Task to carry out —
Output the full listing word for word.

—————

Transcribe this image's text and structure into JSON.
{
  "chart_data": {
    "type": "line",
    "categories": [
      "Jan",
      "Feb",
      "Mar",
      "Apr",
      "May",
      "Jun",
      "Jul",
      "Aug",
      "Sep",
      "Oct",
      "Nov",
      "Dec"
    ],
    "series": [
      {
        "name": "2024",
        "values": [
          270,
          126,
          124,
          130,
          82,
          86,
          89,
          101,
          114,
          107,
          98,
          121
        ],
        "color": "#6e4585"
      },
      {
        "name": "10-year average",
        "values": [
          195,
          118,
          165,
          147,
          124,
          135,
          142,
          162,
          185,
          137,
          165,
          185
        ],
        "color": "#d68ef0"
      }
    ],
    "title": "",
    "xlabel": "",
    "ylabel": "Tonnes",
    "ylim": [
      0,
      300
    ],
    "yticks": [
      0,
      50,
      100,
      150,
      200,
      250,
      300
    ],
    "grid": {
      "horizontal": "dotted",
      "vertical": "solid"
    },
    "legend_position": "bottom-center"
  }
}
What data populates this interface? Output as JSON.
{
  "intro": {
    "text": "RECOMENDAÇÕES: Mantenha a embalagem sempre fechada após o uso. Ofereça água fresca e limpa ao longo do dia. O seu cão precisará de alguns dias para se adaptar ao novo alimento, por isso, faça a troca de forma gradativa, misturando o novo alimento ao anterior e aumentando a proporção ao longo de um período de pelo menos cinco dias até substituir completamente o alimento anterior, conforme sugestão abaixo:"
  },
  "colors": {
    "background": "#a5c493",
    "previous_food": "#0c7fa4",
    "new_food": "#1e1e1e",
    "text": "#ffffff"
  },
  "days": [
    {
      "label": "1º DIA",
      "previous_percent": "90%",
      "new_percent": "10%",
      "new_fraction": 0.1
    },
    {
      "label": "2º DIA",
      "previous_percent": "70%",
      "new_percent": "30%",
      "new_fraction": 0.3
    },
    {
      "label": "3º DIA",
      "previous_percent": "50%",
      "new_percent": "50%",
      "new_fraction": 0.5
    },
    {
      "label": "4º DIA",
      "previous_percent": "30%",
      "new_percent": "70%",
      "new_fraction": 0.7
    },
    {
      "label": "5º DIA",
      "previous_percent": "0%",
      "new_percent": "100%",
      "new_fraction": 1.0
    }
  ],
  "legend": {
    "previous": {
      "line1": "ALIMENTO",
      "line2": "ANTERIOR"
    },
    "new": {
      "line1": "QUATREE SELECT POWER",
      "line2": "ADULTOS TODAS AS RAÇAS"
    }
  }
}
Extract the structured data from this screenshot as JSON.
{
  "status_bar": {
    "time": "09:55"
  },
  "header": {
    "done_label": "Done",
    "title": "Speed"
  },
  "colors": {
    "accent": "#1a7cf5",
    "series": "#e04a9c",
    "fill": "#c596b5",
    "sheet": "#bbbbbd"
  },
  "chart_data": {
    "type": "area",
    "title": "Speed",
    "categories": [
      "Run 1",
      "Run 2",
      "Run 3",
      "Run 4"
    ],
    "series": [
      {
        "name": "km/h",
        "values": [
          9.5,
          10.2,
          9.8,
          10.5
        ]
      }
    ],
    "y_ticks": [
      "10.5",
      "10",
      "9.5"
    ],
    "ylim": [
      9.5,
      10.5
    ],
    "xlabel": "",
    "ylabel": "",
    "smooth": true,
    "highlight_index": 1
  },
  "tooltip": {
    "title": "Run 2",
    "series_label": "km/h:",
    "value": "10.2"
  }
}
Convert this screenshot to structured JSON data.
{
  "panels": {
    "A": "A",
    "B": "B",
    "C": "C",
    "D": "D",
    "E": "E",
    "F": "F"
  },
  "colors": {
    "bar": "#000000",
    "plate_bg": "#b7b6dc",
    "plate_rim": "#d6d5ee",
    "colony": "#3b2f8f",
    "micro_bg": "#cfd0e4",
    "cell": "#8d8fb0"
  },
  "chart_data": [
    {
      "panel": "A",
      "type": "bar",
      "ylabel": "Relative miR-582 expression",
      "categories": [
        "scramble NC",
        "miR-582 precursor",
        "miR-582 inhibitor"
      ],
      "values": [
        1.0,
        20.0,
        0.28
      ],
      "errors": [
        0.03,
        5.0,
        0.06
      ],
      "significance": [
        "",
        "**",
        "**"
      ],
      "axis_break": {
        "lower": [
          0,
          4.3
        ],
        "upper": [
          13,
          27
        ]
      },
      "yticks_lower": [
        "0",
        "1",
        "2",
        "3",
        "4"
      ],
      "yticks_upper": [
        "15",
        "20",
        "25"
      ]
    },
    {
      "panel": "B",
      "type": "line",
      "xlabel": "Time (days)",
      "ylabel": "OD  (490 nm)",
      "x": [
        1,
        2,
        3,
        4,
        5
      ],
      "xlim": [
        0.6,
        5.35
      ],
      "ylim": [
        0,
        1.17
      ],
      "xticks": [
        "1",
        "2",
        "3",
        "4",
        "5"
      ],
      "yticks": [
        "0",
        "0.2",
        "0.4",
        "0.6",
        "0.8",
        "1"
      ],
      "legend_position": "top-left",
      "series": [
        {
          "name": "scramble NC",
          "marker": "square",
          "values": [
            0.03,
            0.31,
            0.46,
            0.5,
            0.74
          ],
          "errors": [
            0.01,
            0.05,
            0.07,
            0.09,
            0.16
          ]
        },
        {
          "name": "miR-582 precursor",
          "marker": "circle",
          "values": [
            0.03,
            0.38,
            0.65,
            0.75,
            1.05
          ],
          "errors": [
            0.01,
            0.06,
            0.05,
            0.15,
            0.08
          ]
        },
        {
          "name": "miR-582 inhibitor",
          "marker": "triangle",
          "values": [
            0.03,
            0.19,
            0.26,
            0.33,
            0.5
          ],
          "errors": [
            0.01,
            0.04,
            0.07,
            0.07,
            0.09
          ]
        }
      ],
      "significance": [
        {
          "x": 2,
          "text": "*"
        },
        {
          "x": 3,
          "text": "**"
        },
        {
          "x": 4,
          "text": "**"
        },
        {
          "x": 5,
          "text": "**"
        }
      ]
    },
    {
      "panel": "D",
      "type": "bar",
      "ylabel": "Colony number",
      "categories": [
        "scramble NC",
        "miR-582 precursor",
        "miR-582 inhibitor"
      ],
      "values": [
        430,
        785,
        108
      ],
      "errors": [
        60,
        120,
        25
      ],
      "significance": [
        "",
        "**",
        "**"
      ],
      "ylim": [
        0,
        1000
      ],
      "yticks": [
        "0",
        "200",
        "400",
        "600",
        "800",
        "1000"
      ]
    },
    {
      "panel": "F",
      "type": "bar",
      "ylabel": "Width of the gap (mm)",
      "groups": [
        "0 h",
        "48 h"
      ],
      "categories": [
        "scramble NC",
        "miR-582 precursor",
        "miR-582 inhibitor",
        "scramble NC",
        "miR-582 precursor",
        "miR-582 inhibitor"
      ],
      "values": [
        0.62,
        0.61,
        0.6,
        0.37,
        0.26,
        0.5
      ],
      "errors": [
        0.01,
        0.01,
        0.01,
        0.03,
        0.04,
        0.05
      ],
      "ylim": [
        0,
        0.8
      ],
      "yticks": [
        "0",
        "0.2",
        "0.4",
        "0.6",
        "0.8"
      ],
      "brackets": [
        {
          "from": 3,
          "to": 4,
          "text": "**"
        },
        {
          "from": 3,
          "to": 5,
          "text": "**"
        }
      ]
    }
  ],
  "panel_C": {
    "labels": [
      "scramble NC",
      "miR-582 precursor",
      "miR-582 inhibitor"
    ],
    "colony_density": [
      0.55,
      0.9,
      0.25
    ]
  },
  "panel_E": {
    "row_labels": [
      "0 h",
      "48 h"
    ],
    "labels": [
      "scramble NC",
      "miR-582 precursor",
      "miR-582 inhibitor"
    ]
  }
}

—————

Solution for this task —
Transcribe this image's text and structure into JSON.
{
  "chart_data": {
    "type": "line",
    "categories": [
      "Jan",
      "Feb",
      "Mar",
      "Apr",
      "May",
      "Jun",
      "Jul",
      "Aug",
      "Sep",
      "Oct",
      "Nov",
      "Dec"
    ],
    "series": [
      {
        "name": "2024",
        "values": [
          270,
          126,
          124,
          130,
          82,
          86,
          89,
          101,
          114,
          107,
          98,
          121
        ],
        "color": "#6e4585"
      },
      {
        "name": "10-year average",
        "values": [
          195,
          118,
          165,
          147,
          124,
          135,
          142,
          162,
          185,
          137,
          165,
          185
        ],
        "color": "#d68ef0"
      }
    ],
    "title": "",
    "xlabel": "",
    "ylabel": "Tonnes",
    "ylim": [
      0,
      300
    ],
    "yticks": [
      0,
      50,
      100,
      150,
      200,
      250,
      300
    ],
    "grid": {
      "horizontal": "dotted",
      "vertical": "solid"
    },
    "legend_position": "bottom-center"
  }
}
What data populates this interface? Output as JSON.
{
  "intro": {
    "text": "RECOMENDAÇÕES: Mantenha a embalagem sempre fechada após o uso. Ofereça água fresca e limpa ao longo do dia. O seu cão precisará de alguns dias para se adaptar ao novo alimento, por isso, faça a troca de forma gradativa, misturando o novo alimento ao anterior e aumentando a proporção ao longo de um período de pelo menos cinco dias até substituir completamente o alimento anterior, conforme sugestão abaixo:"
  },
  "colors": {
    "background": "#a5c493",
    "previous_food": "#0c7fa4",
    "new_food": "#1e1e1e",
    "text": "#ffffff"
  },
  "days": [
    {
      "label": "1º DIA",
      "previous_percent": "90%",
      "new_percent": "10%",
      "new_fraction": 0.1
    },
    {
      "label": "2º DIA",
      "previous_percent": "70%",
      "new_percent": "30%",
      "new_fraction": 0.3
    },
    {
      "label": "3º DIA",
      "previous_percent": "50%",
      "new_percent": "50%",
      "new_fraction": 0.5
    },
    {
      "label": "4º DIA",
      "previous_percent": "30%",
      "new_percent": "70%",
      "new_fraction": 0.7
    },
    {
      "label": "5º DIA",
      "previous_percent": "0%",
      "new_percent": "100%",
      "new_fraction": 1.0
    }
  ],
  "legend": {
    "previous": {
      "line1": "ALIMENTO",
      "line2": "ANTERIOR"
    },
    "new": {
      "line1": "QUATREE SELECT POWER",
      "line2": "ADULTOS TODAS AS RAÇAS"
    }
  }
}
Extract the structured data from this screenshot as JSON.
{
  "status_bar": {
    "time": "09:55"
  },
  "header": {
    "done_label": "Done",
    "title": "Speed"
  },
  "colors": {
    "accent": "#1a7cf5",
    "series": "#e04a9c",
    "fill": "#c596b5",
    "sheet": "#bbbbbd"
  },
  "chart_data": {
    "type": "area",
    "title": "Speed",
    "categories": [
      "Run 1",
      "Run 2",
      "Run 3",
      "Run 4"
    ],
    "series": [
      {
        "name": "km/h",
        "values": [
          9.5,
          10.2,
          9.8,
          10.5
        ]
      }
    ],
    "y_ticks": [
      "10.5",
      "10",
      "9.5"
    ],
    "ylim": [
      9.5,
      10.5
    ],
    "xlabel": "",
    "ylabel": "",
    "smooth": true,
    "highlight_index": 1
  },
  "tooltip": {
    "title": "Run 2",
    "series_label": "km/h:",
    "value": "10.2"
  }
}
Convert this screenshot to structured JSON data.
{
  "panels": {
    "A": "A",
    "B": "B",
    "C": "C",
    "D": "D",
    "E": "E",
    "F": "F"
  },
  "colors": {
    "bar": "#000000",
    "plate_bg": "#b7b6dc",
    "plate_rim": "#d6d5ee",
    "colony": "#3b2f8f",
    "micro_bg": "#cfd0e4",
    "cell": "#8d8fb0"
  },
  "chart_data": [
    {
      "panel": "A",
      "type": "bar",
      "ylabel": "Relative miR-582 expression",
      "categories": [
        "scramble NC",
        "miR-582 precursor",
        "miR-582 inhibitor"
      ],
      "values": [
        1.0,
        20.0,
        0.28
      ],
      "errors": [
        0.03,
        5.0,
        0.06
      ],
      "significance": [
        "",
        "**",
        "**"
      ],
      "axis_break": {
        "lower": [
          0,
          4.3
        ],
        "upper": [
          13,
          27
        ]
      },
      "yticks_lower": [
        "0",
        "1",
        "2",
        "3",
        "4"
      ],
      "yticks_upper": [
        "15",
        "20",
        "25"
      ]
    },
    {
      "panel": "B",
      "type": "line",
      "xlabel": "Time (days)",
      "ylabel": "OD  (490 nm)",
      "x": [
        1,
        2,
        3,
        4,
        5
      ],
      "xlim": [
        0.6,
        5.35
      ],
      "ylim": [
        0,
        1.17
      ],
      "xticks": [
        "1",
        "2",
        "3",
        "4",
        "5"
      ],
      "yticks": [
        "0",
        "0.2",
        "0.4",
        "0.6",
        "0.8",
        "1"
      ],
      "legend_position": "top-left",
      "series": [
        {
          "name": "scramble NC",
          "marker": "square",
          "values": [
            0.03,
            0.31,
            0.46,
            0.5,
            0.74
          ],
          "errors": [
            0.01,
            0.05,
            0.07,
            0.09,
            0.16
          ]
        },
        {
          "name": "miR-582 precursor",
          "marker": "circle",
          "values": [
            0.03,
            0.38,
            0.65,
            0.75,
            1.05
          ],
          "errors": [
            0.01,
            0.06,
            0.05,
            0.15,
            0.08
          ]
        },
        {
          "name": "miR-582 inhibitor",
          "marker": "triangle",
          "values": [
            0.03,
            0.19,
            0.26,
            0.33,
            0.5
          ],
          "errors": [
            0.01,
            0.04,
            0.07,
            0.07,
            0.09
          ]
        }
      ],
      "significance": [
        {
          "x": 2,
          "text": "*"
        },
        {
          "x": 3,
          "text": "**"
        },
        {
          "x": 4,
          "text": "**"
        },
        {
          "x": 5,
          "text": "**"
        }
      ]
    },
    {
      "panel": "D",
      "type": "bar",
      "ylabel": "Colony number",
      "categories": [
        "scramble NC",
        "miR-582 precursor",
        "miR-582 inhibitor"
      ],
      "values": [
        430,
        785,
        108
      ],
      "errors": [
        60,
        120,
        25
      ],
      "significance": [
        "",
        "**",
        "**"
      ],
      "ylim": [
        0,
        1000
      ],
      "yticks": [
        "0",
        "200",
        "400",
        "600",
        "800",
        "1000"
      ]
    },
    {
      "panel": "F",
      "type": "bar",
      "ylabel": "Width of the gap (mm)",
      "groups": [
        "0 h",
        "48 h"
      ],
      "categories": [
        "scramble NC",
        "miR-582 precursor",
        "miR-582 inhibitor",
        "scramble NC",
        "miR-582 precursor",
        "miR-582 inhibitor"
      ],
      "values": [
        0.62,
        0.61,
        0.6,
        0.37,
        0.26,
        0.5
      ],
      "errors": [
        0.01,
        0.01,
        0.01,
        0.03,
        0.04,
        0.05
      ],
      "ylim": [
        0,
        0.8
      ],
      "yticks": [
        "0",
        "0.2",
        "0.4",
        "0.6",
        "0.8"
      ],
      "brackets": [
        {
          "from": 3,
          "to": 4,
          "text": "**"
        },
        {
          "from": 3,
          "to": 5,
          "text": "**"
        }
      ]
    }
  ],
  "panel_C": {
    "labels": [
      "scramble NC",
      "miR-582 precursor",
      "miR-582 inhibitor"
    ],
    "colony_density": [
      0.55,
      0.9,
      0.25
    ]
  },
  "panel_E": {
    "row_labels": [
      "0 h",
      "48 h"
    ],
    "labels": [
      "scramble NC",
      "miR-582 precursor",
      "miR-582 inhibitor"
    ]
  }
}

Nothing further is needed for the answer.